[O que fazer] Reescreva de forma mais curta o parágrafo do texto sobre Tove Lo que começa com "Tove Lo me fascina", sem perder os fatos principais.
### Texto da página
Tove Lo Blue Lips
Tove dando uma boa “pegada” na capa de Blue Lips

Tove Lo me fascina. Não apenas em seu novo projeto Blue Lips. Ela entrou em minha vida de uma forma imprevisível. Quando a cantora sueca surgiu com seu single Habits, vi apenas mais uma mulher falando dos abusos de álcool e sua vida desregrada. Tove logo depois continuou uma trajetória batida no pop, inclusive lançando parceira com Nick Jonas. Minha visão menor na época me fez lhe dar as costas.
######
### Linhas fornecidas
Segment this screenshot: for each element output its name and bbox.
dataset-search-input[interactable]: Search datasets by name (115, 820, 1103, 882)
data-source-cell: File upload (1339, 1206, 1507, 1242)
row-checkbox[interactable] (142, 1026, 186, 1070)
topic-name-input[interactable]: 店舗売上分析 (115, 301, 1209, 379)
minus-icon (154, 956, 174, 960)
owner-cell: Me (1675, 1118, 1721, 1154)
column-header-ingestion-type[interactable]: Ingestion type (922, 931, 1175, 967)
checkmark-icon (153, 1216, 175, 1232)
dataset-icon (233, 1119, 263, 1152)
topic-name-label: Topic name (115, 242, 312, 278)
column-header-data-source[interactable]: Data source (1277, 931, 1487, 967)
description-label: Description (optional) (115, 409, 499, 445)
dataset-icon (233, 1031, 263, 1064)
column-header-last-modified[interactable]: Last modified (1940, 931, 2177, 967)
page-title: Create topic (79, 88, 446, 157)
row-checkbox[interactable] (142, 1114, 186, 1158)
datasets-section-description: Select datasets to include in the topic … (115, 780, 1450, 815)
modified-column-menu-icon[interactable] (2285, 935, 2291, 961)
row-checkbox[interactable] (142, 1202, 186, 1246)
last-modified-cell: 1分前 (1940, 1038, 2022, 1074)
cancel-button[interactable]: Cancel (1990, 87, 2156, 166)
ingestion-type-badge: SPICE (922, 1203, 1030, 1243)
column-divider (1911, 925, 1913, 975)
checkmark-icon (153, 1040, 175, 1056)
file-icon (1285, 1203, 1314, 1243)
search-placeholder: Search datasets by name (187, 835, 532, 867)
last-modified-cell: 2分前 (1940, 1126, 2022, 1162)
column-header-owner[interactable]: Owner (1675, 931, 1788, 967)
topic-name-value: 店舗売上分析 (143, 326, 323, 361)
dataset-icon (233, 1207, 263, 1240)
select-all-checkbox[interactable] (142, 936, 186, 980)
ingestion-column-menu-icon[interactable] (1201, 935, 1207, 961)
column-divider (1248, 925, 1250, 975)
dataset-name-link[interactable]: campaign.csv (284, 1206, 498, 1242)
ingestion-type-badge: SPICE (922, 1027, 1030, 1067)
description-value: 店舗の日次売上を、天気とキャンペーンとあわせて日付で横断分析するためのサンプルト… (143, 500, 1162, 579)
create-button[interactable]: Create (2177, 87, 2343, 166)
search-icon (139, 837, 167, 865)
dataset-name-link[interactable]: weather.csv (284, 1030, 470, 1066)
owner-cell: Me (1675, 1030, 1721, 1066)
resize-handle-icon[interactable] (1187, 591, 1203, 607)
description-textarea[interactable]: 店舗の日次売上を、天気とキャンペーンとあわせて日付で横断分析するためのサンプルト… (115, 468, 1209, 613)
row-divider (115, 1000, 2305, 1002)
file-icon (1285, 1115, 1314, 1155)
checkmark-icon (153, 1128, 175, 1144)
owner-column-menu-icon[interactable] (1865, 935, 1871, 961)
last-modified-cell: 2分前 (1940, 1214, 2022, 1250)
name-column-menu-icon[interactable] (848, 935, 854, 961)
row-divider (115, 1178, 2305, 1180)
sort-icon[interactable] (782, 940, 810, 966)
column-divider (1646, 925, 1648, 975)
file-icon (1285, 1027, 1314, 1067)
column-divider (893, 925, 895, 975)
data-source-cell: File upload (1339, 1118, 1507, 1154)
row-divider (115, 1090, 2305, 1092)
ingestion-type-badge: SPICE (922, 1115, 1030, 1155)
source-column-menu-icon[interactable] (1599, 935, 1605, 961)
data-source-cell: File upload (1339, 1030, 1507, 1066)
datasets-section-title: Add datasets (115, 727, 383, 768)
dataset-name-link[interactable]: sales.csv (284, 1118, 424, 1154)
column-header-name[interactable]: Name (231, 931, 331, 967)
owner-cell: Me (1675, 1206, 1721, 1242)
######
[Resposta esperada] Tove Lo me fascina, e não só por Blue Lips, e entrou em minha vida de modo imprevisível. Quando a cantora sueca lançou Habits, eu a vi como mais uma mulher cantando sobre abuso de álcool e vida desregrada. Depois ela seguiu um caminho comum no pop, com uma parceria com Nick Jonas, e minha visão limitada me fez lhe dar as costas.